### The task
Identify every line in the records below that contains the word "nguth", and reproduce each one.

(Stored entries)

>>>

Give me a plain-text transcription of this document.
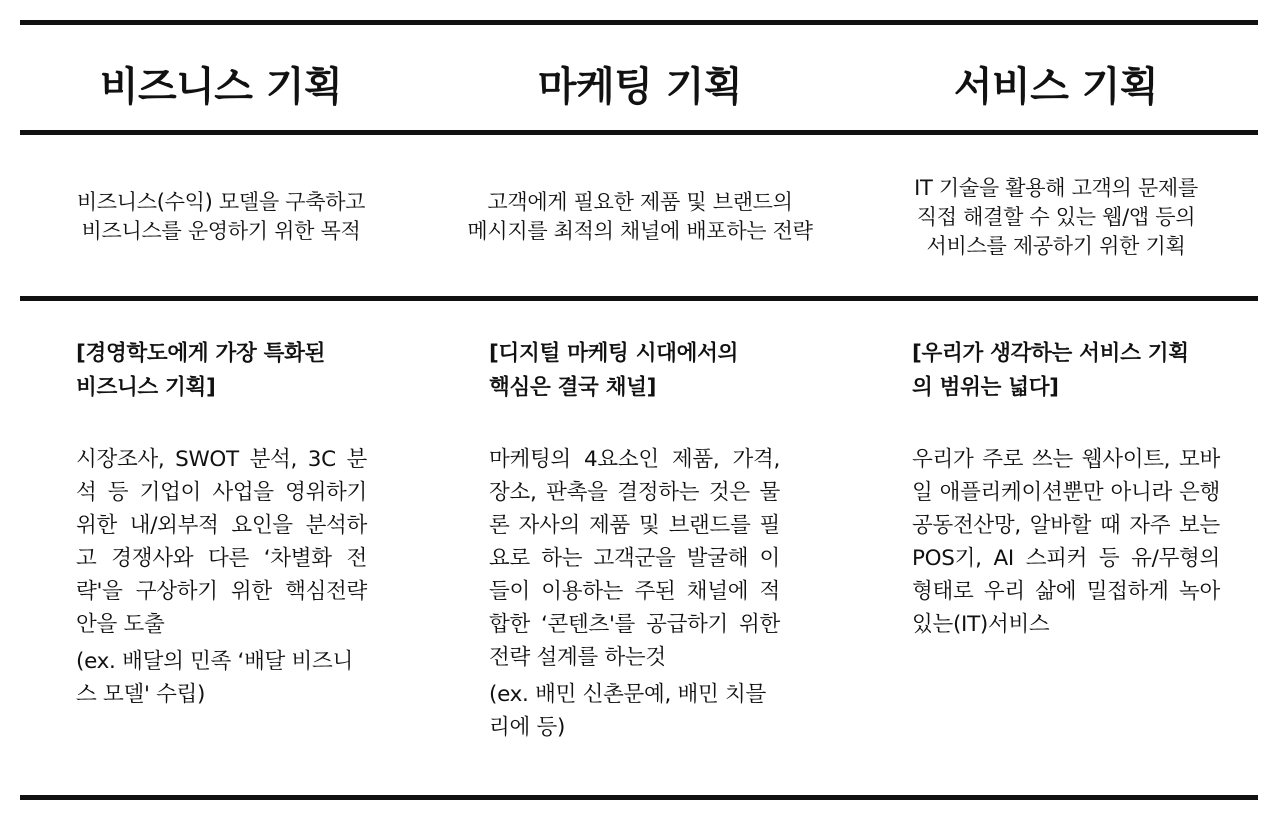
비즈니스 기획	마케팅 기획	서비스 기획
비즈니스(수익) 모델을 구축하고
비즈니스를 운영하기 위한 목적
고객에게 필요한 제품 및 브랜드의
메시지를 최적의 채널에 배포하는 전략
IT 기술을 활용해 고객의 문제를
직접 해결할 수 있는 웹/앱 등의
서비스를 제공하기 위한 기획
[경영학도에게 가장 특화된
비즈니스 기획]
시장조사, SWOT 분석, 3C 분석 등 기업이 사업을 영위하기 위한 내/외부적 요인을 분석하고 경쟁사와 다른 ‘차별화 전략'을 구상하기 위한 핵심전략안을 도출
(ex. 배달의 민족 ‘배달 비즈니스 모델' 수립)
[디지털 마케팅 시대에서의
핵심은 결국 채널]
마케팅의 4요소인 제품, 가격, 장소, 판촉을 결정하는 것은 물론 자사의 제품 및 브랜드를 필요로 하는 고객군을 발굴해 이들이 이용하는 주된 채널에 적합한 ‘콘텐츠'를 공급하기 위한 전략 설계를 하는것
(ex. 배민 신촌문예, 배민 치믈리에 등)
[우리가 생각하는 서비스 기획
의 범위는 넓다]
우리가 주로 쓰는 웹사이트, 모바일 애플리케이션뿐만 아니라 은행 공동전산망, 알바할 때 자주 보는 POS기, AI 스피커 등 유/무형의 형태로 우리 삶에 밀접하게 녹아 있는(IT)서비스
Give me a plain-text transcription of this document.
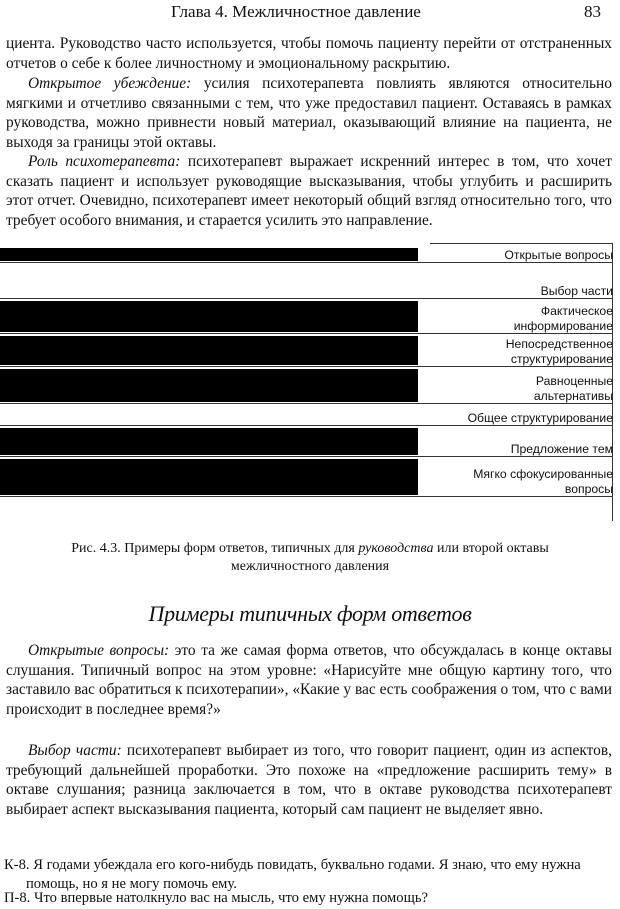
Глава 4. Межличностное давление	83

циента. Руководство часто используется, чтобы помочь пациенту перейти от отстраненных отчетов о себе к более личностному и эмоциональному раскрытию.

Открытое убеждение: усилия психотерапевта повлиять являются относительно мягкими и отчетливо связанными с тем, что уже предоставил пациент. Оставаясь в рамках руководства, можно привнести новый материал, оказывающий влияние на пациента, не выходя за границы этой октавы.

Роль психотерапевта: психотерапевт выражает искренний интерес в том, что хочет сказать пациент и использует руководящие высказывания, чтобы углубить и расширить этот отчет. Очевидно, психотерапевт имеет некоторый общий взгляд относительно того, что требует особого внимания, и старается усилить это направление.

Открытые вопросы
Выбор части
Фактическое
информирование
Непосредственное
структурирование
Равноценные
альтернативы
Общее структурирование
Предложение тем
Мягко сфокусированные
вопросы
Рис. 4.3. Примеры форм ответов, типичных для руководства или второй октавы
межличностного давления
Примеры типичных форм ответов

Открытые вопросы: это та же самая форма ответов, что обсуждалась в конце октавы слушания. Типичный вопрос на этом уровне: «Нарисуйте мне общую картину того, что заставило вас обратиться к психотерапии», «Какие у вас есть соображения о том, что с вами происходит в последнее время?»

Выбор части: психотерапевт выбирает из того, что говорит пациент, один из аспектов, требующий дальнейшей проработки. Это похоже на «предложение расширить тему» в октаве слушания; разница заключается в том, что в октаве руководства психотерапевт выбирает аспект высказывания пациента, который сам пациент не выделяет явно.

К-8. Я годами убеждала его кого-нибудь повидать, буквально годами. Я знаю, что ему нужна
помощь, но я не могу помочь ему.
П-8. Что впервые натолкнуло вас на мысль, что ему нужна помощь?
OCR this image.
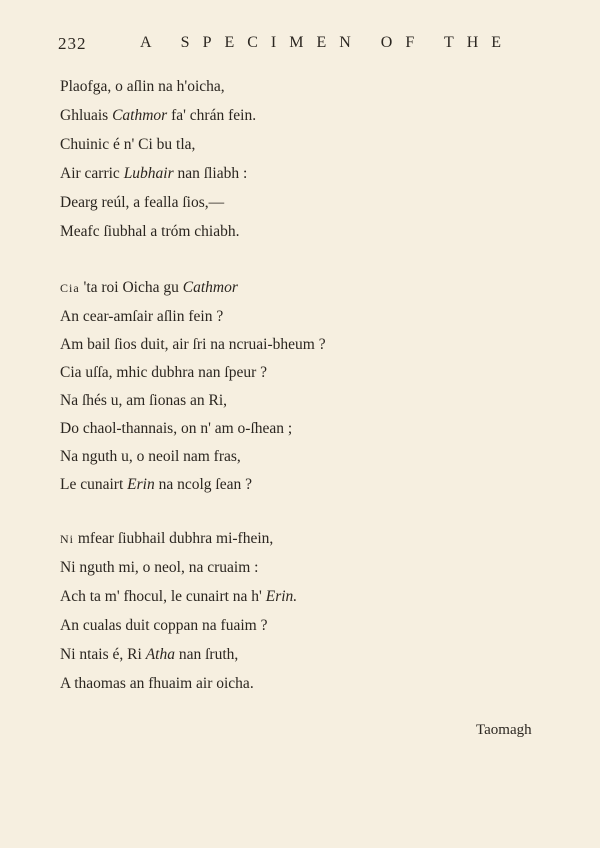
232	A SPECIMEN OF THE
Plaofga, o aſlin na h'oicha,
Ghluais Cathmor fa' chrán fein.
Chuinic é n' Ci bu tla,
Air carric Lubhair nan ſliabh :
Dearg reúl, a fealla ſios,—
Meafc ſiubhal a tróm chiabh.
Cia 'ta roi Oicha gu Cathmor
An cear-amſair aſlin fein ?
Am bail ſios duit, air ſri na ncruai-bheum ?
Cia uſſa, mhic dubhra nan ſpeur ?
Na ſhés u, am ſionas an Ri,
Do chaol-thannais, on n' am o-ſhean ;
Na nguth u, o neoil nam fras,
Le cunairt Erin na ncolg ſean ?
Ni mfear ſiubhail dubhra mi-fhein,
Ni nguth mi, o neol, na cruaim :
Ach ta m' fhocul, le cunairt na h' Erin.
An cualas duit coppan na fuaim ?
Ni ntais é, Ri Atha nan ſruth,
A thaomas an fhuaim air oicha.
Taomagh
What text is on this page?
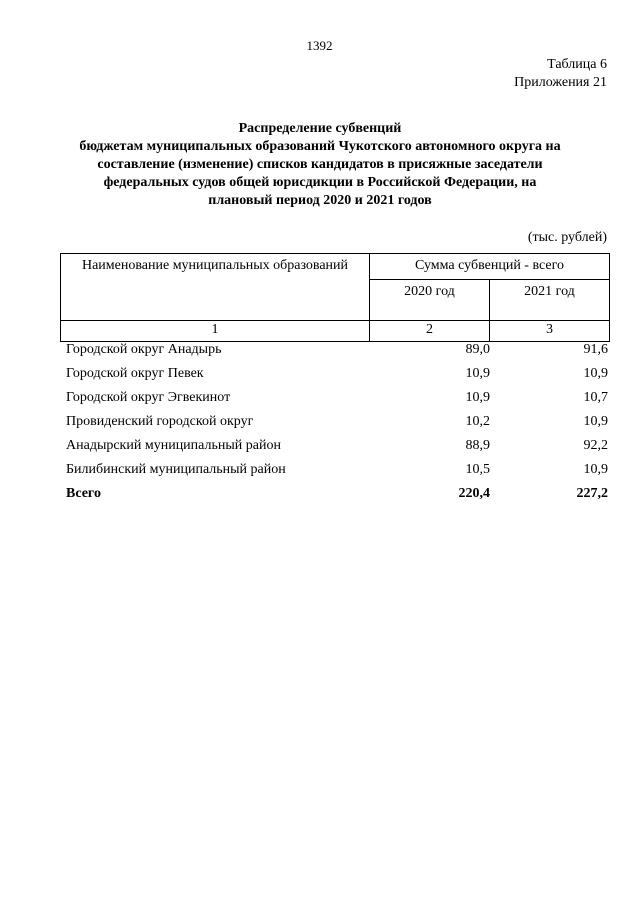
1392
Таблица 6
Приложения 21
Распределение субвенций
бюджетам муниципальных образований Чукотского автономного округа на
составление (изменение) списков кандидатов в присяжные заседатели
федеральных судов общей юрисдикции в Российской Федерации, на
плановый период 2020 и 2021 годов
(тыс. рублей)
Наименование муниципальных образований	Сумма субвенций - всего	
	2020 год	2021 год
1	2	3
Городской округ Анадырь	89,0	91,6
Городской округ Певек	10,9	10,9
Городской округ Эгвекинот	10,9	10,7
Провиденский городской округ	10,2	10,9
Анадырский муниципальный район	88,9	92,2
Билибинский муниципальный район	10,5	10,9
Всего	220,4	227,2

<<<

### Task output
Na nguth u, o neoil nam fras,
Ni nguth mi, o neol, na cruaim :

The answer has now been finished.